Quelques suggestions pour musarder dans les livres et fortifier votre esprit dans la perspective de la fin du confinement. Portez-vous bien, enroulez vous dans votre couette et prenez du temps pour rêver…

Ce jour, en rangeant ma bibliothèque, je suis tombé sur des titres qui sont des mines de lecture, des explosions d’émotion ou de ravissement et je me suis dit que je pouvais moi aussi consacrer quelques lignes aux lectures que vous pourriez reprendre, relire, ou découvrir, car s’il y a une utilité à la vie en confinement, la lecture calme, elle alerte l’esprit, stimule le cerveau et active vos émotions. Lire, c’est ouvrir une fenêtre sur de grands espaces où vous pouvez vous ébattre en toute tranquillité loin des miasmes et tapages politiques et médiatiques…

Si vous n’avez pas de bibliothèque, la première chose consiste à trouver les livres, et plutôt que de vous rendre dans une enseigne tapageuse, je vous suggère plutôt d’aller fouiner dans les livres d’occasion : Rakuten-Priceminister, eBay, Le Bon Coin, mais aussi chez nos amis belges : Delcampe. Enseignes spécialisées dans l’occasion, vous y trouverez de tout, et surtout des livres, à petits prix auprès de particuliers… et des plus jolis si vous aimez les livres reliés ou les éditions anciennes.

Pour commencer, en remontant dans les livres anciens, je commencerai avec les Histoires de monsieur Keuner : de très courtes histoires, d’une à deux pages, chacune est un condensé d’intelligence et de perspicacité. Parfois, il faut s’y reprendre à plusieurs reprises pour en percer le / les sens. A lire lentement, pas plus d’une par jour, et méditer après :

Monsieur K. dit un jour : « Celui qui pense ne prend pas une lumière de trop, pas un morceau de pain de trop, pas une pensée de trop. »

- Données enregistrées
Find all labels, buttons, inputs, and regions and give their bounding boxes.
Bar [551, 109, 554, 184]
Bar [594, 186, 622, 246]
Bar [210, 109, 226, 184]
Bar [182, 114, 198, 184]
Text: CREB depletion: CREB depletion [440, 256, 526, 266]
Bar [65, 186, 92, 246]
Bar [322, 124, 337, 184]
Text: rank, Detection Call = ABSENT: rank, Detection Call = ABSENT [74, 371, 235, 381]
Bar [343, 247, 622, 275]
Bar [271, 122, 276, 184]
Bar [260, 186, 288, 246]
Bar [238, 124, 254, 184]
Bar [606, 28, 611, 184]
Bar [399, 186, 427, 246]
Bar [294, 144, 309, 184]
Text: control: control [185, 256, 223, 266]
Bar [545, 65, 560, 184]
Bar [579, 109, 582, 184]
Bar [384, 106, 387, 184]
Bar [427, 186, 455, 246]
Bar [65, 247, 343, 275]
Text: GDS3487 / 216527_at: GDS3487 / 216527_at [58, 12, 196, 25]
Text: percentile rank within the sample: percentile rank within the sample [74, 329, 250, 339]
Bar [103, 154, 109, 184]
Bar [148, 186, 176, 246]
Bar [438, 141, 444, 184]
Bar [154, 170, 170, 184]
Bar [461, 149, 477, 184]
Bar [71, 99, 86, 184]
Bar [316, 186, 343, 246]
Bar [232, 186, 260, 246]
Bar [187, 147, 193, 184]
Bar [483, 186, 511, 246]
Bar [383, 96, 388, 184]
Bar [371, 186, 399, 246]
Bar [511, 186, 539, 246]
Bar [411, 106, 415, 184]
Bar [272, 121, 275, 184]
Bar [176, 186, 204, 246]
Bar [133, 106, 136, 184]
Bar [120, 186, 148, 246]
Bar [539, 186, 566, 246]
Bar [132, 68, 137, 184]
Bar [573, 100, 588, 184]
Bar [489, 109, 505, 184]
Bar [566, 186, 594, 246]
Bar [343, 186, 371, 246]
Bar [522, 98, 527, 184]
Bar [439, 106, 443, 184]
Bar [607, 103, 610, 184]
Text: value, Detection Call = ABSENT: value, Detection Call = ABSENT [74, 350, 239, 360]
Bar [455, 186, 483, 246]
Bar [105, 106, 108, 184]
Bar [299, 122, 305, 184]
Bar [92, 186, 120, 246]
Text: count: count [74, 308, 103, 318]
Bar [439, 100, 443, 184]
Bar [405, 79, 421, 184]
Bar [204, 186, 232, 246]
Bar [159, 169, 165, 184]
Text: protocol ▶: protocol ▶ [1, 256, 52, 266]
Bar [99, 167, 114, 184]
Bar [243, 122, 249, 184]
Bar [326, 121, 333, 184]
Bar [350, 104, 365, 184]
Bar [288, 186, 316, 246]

- Consigne
Pouvez-vous recopier à l'identique, dans le texte sur la lecture pendant le confinement, tout le passage qui va de « Si vous n’avez » jusqu'à « les éditions anciennes. » ? Les enregistrements ne sont d'aucune utilité pour ce travail.

- Corrigé
Si vous n’avez pas de bibliothèque, la première chose consiste à trouver les livres, et plutôt que de vous rendre dans une enseigne tapageuse, je vous suggère plutôt d’aller fouiner dans les livres d’occasion : Rakuten-Priceminister, eBay, Le Bon Coin, mais aussi chez nos amis belges : Delcampe. Enseignes spécialisées dans l’occasion, vous y trouverez de tout, et surtout des livres, à petits prix auprès de particuliers… et des plus jolis si vous aimez les livres reliés ou les éditions anciennes.